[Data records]
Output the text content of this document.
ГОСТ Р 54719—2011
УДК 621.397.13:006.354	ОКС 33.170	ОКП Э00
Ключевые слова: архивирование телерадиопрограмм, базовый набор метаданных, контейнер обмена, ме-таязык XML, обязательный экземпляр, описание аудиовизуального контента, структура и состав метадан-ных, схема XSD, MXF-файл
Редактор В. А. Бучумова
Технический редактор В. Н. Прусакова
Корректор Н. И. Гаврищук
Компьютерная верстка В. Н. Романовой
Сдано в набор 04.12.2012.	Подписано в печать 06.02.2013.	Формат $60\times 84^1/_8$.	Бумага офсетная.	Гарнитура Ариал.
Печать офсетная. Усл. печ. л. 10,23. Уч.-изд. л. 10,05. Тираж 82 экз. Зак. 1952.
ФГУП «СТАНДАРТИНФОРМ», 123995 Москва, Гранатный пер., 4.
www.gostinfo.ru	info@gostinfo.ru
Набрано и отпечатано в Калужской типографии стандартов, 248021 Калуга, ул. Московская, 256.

--

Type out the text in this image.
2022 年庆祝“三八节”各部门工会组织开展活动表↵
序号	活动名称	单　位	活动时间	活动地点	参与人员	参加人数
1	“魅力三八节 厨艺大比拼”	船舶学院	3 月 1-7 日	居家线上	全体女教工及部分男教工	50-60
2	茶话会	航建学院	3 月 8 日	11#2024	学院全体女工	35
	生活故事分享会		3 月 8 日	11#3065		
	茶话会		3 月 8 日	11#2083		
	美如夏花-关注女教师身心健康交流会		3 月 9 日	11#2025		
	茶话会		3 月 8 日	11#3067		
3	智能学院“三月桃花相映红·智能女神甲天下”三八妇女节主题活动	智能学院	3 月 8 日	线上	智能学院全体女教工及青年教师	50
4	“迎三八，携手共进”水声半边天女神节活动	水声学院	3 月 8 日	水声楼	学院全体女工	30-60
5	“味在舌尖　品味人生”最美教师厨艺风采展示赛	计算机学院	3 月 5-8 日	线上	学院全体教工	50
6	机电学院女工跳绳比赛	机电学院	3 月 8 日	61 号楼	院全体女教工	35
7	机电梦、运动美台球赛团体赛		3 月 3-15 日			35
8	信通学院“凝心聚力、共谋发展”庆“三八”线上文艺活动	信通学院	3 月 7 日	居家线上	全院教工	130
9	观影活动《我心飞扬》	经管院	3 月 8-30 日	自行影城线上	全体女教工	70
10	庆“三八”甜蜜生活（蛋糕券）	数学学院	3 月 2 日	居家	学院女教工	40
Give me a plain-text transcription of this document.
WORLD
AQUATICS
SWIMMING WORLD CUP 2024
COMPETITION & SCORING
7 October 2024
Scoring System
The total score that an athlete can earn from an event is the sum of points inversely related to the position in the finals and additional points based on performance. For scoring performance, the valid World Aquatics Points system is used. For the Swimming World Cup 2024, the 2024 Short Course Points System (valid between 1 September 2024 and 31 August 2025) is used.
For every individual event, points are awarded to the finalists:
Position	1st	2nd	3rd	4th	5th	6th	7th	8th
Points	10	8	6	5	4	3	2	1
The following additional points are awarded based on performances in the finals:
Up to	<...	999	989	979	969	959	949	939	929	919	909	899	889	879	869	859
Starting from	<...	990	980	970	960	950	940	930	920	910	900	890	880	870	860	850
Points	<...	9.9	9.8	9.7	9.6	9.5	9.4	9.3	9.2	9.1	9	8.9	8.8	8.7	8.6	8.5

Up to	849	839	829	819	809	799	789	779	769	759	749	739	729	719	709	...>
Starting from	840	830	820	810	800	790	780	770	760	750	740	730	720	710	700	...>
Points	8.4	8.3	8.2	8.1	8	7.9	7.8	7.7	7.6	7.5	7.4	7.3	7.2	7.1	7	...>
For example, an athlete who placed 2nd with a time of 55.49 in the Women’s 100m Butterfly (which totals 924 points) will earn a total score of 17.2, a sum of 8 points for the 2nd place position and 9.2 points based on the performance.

> **DIRECTION**: Reply with the number of lines in the preceding entries that contain "学院全体女工", and no other words.

> **FULL ANSWER**: 2